▸ **Aim of the exercise**
Copy out all lines of the records in which the word "content" appears.

▸ **Data section**
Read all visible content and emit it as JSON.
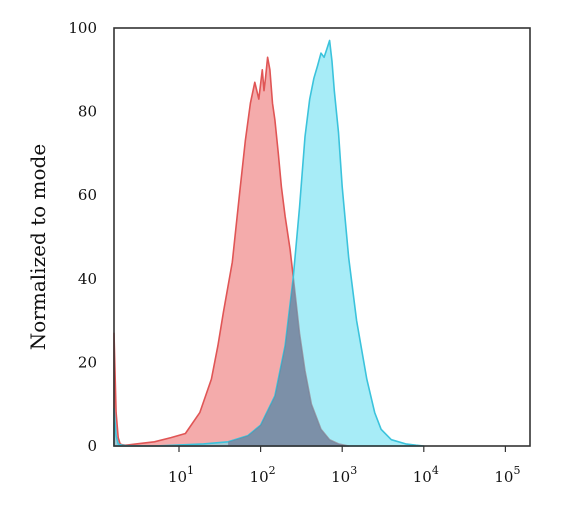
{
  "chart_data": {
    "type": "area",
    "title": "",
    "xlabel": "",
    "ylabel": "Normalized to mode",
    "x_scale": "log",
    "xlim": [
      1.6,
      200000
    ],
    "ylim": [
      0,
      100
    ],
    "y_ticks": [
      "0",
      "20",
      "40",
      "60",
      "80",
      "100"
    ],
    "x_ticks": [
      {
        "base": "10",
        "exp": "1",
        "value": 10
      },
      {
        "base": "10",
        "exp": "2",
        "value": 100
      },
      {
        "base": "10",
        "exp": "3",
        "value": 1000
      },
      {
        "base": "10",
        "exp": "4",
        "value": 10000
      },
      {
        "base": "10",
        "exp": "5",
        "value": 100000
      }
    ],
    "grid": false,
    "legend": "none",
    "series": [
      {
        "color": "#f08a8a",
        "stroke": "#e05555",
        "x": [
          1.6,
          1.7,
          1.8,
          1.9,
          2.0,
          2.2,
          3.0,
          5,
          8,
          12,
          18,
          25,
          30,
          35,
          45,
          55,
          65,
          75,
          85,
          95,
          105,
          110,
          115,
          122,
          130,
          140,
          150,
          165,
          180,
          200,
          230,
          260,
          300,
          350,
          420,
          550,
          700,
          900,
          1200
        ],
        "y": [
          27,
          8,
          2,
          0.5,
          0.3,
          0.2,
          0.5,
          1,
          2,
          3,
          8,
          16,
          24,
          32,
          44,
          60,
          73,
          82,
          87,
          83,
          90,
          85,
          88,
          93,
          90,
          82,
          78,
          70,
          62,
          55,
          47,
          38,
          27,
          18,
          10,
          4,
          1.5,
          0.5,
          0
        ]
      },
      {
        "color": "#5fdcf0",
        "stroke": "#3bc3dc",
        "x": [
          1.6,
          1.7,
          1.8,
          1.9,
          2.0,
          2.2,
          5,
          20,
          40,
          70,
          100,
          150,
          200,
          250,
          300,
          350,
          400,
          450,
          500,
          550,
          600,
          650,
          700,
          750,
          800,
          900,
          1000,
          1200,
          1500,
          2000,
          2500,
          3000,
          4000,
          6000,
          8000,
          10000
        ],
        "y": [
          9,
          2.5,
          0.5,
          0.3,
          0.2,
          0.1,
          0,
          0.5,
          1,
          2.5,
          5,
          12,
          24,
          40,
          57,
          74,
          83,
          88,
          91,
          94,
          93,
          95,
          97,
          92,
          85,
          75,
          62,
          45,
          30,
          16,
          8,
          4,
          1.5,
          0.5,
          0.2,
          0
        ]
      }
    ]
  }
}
--
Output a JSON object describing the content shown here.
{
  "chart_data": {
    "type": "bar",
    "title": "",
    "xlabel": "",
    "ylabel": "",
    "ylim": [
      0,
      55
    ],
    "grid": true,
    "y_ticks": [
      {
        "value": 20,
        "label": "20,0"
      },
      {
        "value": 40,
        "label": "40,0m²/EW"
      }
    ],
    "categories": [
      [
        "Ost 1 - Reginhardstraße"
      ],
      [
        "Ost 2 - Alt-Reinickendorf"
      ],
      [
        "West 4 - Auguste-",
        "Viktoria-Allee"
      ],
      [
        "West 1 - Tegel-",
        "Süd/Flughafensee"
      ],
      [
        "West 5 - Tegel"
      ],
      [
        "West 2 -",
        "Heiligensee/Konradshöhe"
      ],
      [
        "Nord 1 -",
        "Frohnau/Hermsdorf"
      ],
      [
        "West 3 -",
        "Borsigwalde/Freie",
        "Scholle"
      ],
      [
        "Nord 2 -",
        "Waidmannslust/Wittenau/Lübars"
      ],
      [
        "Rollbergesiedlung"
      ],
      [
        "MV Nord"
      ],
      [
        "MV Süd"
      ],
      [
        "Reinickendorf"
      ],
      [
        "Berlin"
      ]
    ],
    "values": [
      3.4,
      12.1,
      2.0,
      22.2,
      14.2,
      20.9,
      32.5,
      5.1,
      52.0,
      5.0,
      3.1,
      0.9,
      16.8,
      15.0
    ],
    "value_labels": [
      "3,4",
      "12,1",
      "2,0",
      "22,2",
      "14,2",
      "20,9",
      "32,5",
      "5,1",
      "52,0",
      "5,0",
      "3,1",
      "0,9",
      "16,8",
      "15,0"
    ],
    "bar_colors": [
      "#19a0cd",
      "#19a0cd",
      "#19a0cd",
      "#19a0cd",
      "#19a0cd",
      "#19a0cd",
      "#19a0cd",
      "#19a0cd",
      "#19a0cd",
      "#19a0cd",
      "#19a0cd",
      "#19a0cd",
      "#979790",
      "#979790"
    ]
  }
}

▸ **Completed task**
Read all visible content and emit it as JSON.
Output a JSON object describing the content shown here.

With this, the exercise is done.